-- Exercise passage follows --

1. Disregard all I said from comment #19 down, it makes me look really dumb :-P
It turns out that the APIC options have nothing to do with this, actually I'm
runnig 2.6.15-9-686 now with 'lapic' and all is OK. I only got the idea that
lapic made the 2.6.12 performance drop because at the same time I changed other
things on the grub vmlinuz line...

2. Which brings me to the _real_ culprit. What I had been also messing with was
the vga= option. By default usplash loads vga16fb which on both .12 and .15
_does_ make the performance drop. But vesafb which I used before (in breezy)
works great on .12. But in .15 vesafb also makes the performance drop.

3. After changing the usplash hook and script to load sisfb by default instead
of vga16fb and removing vga= from the boot options all works fine with either
kernel and sisfb even autodetects my LCD size :-)

Conclusion: the sis X driver's memcpy performance depends on the kernel
framebuffer driver that is loaded.

Daniel Stone (daniels)
Changed in xserver-xorg-driver-sis:
assignee: daniels → nobody
Revision history for this message
Matt Zimmerman (mdz) wrote :

Fabio, is this a driver issue or a kernel issue?

Revision history for this message
Josef Assad (josefassad) wrote :

I witnessed the same problem when I upgraded from breezy to dapper. Rui's solution described two comments up does indeed improve matters.

Revision history for this message
Dennis Schäfers (yok-sudo) wrote :

I'm on edgy eft and I have the same problems with my sis onboard graphic card. It's dawn slow and the windows hangs, when i'm chainging the position of them. in abiword scrolling in an 8 pages document is imbossible, but I have a duron amd and above 500mb ram an on ubuntu dapper(?) or older kernel(?) all worked fine.

Revision history for this message
Dennis Schäfers (yok-sudo) wrote :

I'm on edgy eft and I have the same problems with my sis onboard graphic card. It's damn slow and the windows hangs, when i'm chainging the position of them. in abiword scrolling in an 8 pages document is imbossible, but I have a duron amd and above 500mb ram an on ubuntu dapper(?) or older kernel(?) all worked fine.

Revision history for this message
Josef Assad (josefassad) wrote :

Have you tried what Rui suggested, Dennis? It solved my responsiveness issues (even if glxgears still runs at about a frame per hour, more likely to be glxgears' problem tha xorg)

Revision history for this message
diegoe (diegoe-deactivatedaccount-deactivatedaccount) wrote :

I can confirm this. The blacklist trick works.

Revision history for this message
Ronald van Engelen (ronalde) wrote :

We are experiencing severe performance problems in X on our ltsp-clients (HP t5725 using SiS741GX) since upgrading from gutsy to hardy.

I'm not sure how to apply the Rui fix only for mentioned clients and not for all others; advice would be appreciated.

-- Exercise passage concluded --

Task item = Extract everything in the bug thread from "3. After changing" down to "Daniel Stone (daniels)", copying it word for word. The records have no connection to the bug thread.

-- Data supplied follows --

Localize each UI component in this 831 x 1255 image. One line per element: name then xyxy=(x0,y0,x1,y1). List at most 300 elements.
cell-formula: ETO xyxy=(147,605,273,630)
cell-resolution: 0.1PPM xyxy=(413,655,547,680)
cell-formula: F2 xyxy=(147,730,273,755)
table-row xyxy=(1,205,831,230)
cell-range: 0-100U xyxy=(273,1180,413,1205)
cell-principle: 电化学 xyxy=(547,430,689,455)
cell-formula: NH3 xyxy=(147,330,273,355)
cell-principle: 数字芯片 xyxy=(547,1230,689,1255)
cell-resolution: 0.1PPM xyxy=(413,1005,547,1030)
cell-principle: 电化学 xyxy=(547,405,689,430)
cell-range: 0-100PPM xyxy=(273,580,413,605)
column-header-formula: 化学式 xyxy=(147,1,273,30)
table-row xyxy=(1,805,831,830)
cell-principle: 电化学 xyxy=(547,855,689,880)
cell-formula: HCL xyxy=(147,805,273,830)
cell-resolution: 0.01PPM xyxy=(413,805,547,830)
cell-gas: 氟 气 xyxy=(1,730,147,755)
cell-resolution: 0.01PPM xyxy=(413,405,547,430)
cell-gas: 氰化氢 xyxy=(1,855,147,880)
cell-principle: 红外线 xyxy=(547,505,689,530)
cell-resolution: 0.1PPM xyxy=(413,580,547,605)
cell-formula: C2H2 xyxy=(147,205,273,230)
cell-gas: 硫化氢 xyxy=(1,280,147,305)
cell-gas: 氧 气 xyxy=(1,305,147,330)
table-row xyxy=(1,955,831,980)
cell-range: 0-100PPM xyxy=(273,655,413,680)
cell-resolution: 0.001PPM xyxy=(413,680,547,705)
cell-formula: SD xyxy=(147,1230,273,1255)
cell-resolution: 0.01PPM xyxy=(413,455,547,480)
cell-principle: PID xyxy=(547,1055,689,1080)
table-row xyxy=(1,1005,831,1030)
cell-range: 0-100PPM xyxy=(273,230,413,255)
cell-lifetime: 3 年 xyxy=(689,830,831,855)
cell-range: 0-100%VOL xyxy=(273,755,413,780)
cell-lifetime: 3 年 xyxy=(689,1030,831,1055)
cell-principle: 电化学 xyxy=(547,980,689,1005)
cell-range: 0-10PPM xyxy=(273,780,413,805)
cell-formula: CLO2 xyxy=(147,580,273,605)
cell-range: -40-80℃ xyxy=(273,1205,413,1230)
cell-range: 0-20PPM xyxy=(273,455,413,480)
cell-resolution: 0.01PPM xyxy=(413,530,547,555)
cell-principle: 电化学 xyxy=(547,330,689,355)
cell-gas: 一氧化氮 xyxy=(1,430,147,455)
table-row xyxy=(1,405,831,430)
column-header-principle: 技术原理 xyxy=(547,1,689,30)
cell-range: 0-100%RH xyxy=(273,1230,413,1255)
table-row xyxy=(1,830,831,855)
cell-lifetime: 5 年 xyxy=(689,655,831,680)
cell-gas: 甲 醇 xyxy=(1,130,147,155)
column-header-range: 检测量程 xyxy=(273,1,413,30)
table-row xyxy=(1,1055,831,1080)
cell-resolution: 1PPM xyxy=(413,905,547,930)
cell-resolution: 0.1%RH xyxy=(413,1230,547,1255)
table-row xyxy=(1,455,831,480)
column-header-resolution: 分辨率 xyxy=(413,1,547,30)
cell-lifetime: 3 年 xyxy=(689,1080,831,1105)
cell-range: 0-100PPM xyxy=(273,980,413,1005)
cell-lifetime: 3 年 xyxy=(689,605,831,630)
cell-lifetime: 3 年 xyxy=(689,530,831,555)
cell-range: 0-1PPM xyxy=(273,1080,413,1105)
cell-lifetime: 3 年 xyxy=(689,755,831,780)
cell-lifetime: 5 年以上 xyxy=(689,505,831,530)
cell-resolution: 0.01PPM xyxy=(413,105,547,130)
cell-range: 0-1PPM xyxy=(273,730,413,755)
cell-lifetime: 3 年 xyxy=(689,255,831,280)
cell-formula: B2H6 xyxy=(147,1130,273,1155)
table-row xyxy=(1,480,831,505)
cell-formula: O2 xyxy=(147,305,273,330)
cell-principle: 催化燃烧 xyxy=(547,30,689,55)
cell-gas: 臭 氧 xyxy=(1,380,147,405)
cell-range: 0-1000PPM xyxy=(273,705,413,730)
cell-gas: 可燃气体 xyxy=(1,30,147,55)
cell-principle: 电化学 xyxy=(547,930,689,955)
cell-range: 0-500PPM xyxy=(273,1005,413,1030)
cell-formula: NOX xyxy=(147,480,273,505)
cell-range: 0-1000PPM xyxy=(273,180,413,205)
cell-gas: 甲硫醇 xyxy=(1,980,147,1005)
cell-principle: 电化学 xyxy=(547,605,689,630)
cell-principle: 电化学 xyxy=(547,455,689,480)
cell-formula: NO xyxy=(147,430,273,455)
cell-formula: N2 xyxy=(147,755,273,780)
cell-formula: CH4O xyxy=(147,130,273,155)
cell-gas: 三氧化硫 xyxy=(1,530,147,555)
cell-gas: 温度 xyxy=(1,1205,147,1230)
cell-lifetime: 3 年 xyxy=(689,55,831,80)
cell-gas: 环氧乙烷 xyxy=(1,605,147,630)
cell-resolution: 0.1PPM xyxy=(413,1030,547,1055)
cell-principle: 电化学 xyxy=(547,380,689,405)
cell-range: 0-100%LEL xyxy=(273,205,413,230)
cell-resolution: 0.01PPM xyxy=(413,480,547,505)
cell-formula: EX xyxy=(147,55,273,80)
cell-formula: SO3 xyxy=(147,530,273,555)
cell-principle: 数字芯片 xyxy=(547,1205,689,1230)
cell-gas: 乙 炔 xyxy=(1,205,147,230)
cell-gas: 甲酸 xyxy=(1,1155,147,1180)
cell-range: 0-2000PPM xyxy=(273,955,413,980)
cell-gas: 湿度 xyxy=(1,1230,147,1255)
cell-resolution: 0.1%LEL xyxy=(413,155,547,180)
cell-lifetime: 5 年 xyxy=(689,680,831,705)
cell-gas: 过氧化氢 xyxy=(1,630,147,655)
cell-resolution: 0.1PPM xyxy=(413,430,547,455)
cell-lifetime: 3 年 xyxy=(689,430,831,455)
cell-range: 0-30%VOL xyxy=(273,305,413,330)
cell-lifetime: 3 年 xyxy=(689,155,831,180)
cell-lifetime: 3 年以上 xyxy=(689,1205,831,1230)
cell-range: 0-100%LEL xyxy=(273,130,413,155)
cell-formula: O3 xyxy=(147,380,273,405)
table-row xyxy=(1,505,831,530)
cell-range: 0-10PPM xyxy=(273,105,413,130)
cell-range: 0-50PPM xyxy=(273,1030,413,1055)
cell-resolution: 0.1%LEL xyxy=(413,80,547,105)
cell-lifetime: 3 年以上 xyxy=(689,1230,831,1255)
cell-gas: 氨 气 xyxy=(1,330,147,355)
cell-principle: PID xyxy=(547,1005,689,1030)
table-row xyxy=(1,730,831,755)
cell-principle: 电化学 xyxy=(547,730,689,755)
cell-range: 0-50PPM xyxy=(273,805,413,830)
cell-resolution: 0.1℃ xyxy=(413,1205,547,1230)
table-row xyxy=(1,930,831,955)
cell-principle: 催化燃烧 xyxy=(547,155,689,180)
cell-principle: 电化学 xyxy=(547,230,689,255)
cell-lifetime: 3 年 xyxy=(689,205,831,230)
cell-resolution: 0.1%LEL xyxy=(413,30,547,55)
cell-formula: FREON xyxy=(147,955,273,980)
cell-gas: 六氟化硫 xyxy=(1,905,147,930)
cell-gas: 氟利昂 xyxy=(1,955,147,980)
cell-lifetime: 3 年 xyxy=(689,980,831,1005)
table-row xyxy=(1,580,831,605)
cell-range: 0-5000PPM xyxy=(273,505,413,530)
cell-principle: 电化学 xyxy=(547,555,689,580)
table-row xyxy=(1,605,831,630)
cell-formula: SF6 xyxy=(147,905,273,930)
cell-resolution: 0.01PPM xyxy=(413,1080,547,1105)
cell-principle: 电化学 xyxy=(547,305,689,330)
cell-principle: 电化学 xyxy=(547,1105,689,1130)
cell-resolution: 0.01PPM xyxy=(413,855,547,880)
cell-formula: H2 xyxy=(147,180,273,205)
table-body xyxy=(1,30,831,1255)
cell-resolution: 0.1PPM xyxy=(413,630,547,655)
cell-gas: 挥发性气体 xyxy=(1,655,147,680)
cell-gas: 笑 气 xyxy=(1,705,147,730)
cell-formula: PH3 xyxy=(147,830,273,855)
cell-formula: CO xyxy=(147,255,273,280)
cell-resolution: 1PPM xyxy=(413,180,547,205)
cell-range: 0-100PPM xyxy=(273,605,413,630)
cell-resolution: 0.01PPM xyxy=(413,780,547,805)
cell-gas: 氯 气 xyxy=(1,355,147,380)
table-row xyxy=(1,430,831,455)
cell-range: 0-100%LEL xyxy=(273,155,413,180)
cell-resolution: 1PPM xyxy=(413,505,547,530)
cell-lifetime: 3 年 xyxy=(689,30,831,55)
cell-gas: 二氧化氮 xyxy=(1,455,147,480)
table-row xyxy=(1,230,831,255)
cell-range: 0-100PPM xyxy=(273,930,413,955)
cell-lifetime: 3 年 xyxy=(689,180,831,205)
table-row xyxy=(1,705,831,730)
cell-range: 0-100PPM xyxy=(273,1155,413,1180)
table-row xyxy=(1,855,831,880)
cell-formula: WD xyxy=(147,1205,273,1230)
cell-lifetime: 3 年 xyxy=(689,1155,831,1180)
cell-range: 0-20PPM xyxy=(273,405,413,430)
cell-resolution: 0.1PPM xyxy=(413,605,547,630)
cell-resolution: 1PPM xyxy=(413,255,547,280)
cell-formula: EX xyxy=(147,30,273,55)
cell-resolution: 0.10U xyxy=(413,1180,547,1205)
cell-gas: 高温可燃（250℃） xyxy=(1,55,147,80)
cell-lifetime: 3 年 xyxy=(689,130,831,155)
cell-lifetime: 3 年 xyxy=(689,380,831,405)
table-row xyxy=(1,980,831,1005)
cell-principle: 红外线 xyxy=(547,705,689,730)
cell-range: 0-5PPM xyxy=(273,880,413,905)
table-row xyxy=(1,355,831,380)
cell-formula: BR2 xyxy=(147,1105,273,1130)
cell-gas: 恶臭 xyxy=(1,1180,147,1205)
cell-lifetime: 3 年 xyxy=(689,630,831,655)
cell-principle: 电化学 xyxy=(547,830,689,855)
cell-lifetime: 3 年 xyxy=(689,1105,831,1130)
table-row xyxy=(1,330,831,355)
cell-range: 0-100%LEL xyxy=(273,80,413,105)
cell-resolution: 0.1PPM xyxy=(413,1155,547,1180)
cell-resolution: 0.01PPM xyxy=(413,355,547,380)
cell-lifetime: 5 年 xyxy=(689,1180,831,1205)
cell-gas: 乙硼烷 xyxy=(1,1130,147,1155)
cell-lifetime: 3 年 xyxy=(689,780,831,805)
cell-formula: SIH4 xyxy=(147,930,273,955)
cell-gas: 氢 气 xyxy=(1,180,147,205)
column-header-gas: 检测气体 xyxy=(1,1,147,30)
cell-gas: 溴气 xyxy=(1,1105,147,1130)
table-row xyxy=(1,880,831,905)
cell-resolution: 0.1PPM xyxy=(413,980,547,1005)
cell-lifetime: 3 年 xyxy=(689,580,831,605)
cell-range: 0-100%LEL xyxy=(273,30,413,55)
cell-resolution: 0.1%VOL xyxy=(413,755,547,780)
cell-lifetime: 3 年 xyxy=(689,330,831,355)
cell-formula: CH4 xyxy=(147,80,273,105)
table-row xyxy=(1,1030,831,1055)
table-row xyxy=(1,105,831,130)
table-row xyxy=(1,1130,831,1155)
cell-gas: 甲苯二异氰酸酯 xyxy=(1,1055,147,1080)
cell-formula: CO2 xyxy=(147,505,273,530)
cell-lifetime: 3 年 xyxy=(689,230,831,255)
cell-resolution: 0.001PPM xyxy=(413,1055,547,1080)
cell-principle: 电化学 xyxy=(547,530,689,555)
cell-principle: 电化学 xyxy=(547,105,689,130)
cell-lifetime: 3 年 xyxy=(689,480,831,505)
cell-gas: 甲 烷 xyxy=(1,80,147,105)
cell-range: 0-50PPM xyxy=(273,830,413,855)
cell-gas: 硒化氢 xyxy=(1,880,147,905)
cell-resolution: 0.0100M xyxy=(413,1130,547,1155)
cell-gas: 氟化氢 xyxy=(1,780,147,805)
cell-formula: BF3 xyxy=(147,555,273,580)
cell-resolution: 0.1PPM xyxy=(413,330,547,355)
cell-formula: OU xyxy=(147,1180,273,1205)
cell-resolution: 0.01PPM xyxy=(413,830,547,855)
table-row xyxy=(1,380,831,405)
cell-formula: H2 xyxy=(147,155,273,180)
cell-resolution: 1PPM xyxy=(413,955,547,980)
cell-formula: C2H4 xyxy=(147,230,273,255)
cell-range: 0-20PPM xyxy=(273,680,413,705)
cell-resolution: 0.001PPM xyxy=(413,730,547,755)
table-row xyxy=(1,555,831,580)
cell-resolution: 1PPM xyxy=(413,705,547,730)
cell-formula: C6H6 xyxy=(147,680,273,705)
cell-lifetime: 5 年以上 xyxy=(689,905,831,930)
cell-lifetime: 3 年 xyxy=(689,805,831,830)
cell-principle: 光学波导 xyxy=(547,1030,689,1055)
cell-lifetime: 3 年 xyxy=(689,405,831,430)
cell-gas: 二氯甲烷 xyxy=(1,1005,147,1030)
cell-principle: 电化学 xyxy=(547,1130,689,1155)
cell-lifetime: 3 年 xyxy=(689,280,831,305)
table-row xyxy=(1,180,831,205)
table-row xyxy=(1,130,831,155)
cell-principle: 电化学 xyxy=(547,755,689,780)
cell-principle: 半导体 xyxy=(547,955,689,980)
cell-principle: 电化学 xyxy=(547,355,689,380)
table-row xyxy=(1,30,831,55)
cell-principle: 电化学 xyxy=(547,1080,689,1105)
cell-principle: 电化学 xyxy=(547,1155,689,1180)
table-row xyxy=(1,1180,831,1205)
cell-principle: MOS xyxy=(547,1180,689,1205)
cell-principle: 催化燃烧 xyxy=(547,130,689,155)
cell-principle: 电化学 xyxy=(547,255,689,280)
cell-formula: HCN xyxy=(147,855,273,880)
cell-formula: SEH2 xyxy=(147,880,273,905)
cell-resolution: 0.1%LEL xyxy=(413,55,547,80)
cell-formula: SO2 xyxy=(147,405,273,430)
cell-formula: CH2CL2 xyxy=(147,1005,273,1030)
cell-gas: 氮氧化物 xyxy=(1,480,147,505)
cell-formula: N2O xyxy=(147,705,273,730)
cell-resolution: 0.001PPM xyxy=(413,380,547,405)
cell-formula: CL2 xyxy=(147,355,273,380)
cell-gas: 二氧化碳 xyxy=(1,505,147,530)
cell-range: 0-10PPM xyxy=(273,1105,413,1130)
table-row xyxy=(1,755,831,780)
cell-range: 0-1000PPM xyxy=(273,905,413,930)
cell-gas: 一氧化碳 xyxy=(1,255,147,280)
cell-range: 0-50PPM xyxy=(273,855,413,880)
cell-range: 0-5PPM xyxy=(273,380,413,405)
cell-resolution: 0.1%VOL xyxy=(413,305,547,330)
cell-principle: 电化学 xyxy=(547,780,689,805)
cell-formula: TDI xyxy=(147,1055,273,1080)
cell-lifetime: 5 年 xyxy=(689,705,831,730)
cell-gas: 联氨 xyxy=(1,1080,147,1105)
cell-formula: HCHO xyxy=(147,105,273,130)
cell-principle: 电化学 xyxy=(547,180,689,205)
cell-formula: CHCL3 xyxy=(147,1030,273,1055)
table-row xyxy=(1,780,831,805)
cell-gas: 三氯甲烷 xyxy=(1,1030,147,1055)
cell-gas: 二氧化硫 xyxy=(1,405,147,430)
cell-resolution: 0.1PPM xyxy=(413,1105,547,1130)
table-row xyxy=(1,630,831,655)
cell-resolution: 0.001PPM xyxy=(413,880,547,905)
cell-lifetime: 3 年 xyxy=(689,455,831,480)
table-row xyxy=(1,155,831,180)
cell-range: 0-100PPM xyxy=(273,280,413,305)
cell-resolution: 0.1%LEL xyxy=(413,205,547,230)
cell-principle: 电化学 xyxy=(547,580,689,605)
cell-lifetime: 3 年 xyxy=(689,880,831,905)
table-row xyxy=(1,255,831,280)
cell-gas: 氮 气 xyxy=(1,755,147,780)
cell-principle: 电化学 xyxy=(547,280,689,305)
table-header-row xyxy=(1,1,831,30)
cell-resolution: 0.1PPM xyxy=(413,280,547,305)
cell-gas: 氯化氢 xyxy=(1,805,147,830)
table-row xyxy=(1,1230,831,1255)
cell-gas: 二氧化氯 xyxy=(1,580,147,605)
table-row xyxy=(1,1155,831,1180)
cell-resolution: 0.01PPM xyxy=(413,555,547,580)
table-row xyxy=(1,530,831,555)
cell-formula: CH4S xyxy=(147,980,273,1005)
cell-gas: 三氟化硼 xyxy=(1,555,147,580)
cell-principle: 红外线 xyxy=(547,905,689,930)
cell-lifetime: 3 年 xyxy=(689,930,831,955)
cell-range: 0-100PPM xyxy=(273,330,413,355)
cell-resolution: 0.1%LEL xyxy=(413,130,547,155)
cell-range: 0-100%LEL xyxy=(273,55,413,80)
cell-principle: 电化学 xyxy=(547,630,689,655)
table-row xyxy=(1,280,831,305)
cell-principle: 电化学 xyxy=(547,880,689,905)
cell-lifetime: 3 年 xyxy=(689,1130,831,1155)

-- Data supplied concluded --

Result =
3. After changing the usplash hook and script to load sisfb by default instead
of vga16fb and removing vga= from the boot options all works fine with either
kernel and sisfb even autodetects my LCD size :-)

Conclusion: the sis X driver's memcpy performance depends on the kernel
framebuffer driver that is loaded.

Daniel Stone (daniels)